Return every one of the items below word for word, keeping each line unchanged.

### [MATERIAL TO PROCESS]
--- BEGIN ---

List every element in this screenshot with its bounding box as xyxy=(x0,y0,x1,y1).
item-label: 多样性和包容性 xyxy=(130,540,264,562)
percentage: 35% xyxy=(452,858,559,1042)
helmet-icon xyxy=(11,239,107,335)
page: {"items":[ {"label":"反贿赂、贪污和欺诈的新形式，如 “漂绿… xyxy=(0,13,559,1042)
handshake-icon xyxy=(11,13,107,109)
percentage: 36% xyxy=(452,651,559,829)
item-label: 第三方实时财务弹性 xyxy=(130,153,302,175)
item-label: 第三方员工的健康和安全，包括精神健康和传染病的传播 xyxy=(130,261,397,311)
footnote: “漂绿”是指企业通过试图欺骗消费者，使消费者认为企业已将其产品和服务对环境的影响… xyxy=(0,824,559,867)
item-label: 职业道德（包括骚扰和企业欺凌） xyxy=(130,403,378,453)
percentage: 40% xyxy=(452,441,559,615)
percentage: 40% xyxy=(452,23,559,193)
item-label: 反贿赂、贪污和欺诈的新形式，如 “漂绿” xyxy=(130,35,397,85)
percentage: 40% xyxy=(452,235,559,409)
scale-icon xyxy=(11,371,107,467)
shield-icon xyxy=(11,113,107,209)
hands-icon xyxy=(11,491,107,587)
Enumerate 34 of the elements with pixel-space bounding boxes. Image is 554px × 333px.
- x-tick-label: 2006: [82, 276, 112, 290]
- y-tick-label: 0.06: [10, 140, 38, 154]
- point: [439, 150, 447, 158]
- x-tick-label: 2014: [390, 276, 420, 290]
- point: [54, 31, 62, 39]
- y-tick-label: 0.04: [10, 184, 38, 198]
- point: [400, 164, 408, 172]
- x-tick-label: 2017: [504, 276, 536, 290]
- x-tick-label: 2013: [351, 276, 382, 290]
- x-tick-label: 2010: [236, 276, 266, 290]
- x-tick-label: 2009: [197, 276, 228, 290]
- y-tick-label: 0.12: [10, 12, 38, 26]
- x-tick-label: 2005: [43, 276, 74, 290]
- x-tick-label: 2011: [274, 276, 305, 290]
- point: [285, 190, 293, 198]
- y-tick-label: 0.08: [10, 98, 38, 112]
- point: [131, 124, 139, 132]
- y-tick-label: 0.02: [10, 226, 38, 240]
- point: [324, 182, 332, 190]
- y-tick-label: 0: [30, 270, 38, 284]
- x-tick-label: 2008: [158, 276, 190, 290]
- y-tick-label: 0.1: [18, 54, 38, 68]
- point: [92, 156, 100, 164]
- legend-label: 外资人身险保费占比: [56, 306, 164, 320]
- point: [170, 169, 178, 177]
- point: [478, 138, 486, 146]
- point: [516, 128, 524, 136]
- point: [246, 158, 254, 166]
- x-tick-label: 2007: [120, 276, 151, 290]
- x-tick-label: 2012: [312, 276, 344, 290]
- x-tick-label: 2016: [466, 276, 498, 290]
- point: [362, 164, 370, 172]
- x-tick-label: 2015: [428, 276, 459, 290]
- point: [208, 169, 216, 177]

--- END ---

### [ANSWER TO THE TASK]
List every element in this screenshot with its bounding box as xyxy=(x0,y0,x1,y1).
item-label: 多样性和包容性 xyxy=(130,540,264,562)
percentage: 35% xyxy=(452,858,559,1042)
helmet-icon xyxy=(11,239,107,335)
page: {"items":[ {"label":"反贿赂、贪污和欺诈的新形式，如 “漂绿… xyxy=(0,13,559,1042)
handshake-icon xyxy=(11,13,107,109)
percentage: 36% xyxy=(452,651,559,829)
item-label: 第三方实时财务弹性 xyxy=(130,153,302,175)
item-label: 第三方员工的健康和安全，包括精神健康和传染病的传播 xyxy=(130,261,397,311)
footnote: “漂绿”是指企业通过试图欺骗消费者，使消费者认为企业已将其产品和服务对环境的影响… xyxy=(0,824,559,867)
item-label: 职业道德（包括骚扰和企业欺凌） xyxy=(130,403,378,453)
percentage: 40% xyxy=(452,441,559,615)
percentage: 40% xyxy=(452,23,559,193)
item-label: 反贿赂、贪污和欺诈的新形式，如 “漂绿” xyxy=(130,35,397,85)
percentage: 40% xyxy=(452,235,559,409)
scale-icon xyxy=(11,371,107,467)
shield-icon xyxy=(11,113,107,209)
hands-icon xyxy=(11,491,107,587)
Enumerate 34 of the elements with pixel-space bounding boxes. Image is 554px × 333px.
- x-tick-label: 2006: [82, 276, 112, 290]
- y-tick-label: 0.06: [10, 140, 38, 154]
- point: [439, 150, 447, 158]
- x-tick-label: 2014: [390, 276, 420, 290]
- point: [54, 31, 62, 39]
- y-tick-label: 0.04: [10, 184, 38, 198]
- point: [400, 164, 408, 172]
- x-tick-label: 2017: [504, 276, 536, 290]
- x-tick-label: 2013: [351, 276, 382, 290]
- x-tick-label: 2010: [236, 276, 266, 290]
- x-tick-label: 2009: [197, 276, 228, 290]
- y-tick-label: 0.12: [10, 12, 38, 26]
- x-tick-label: 2005: [43, 276, 74, 290]
- x-tick-label: 2011: [274, 276, 305, 290]
- point: [285, 190, 293, 198]
- y-tick-label: 0.08: [10, 98, 38, 112]
- point: [131, 124, 139, 132]
- y-tick-label: 0.02: [10, 226, 38, 240]
- point: [324, 182, 332, 190]
- y-tick-label: 0: [30, 270, 38, 284]
- x-tick-label: 2008: [158, 276, 190, 290]
- y-tick-label: 0.1: [18, 54, 38, 68]
- point: [92, 156, 100, 164]
- legend-label: 外资人身险保费占比: [56, 306, 164, 320]
- point: [170, 169, 178, 177]
- point: [478, 138, 486, 146]
- point: [516, 128, 524, 136]
- point: [246, 158, 254, 166]
- x-tick-label: 2007: [120, 276, 151, 290]
- x-tick-label: 2012: [312, 276, 344, 290]
- x-tick-label: 2016: [466, 276, 498, 290]
- point: [362, 164, 370, 172]
- x-tick-label: 2015: [428, 276, 459, 290]
- point: [208, 169, 216, 177]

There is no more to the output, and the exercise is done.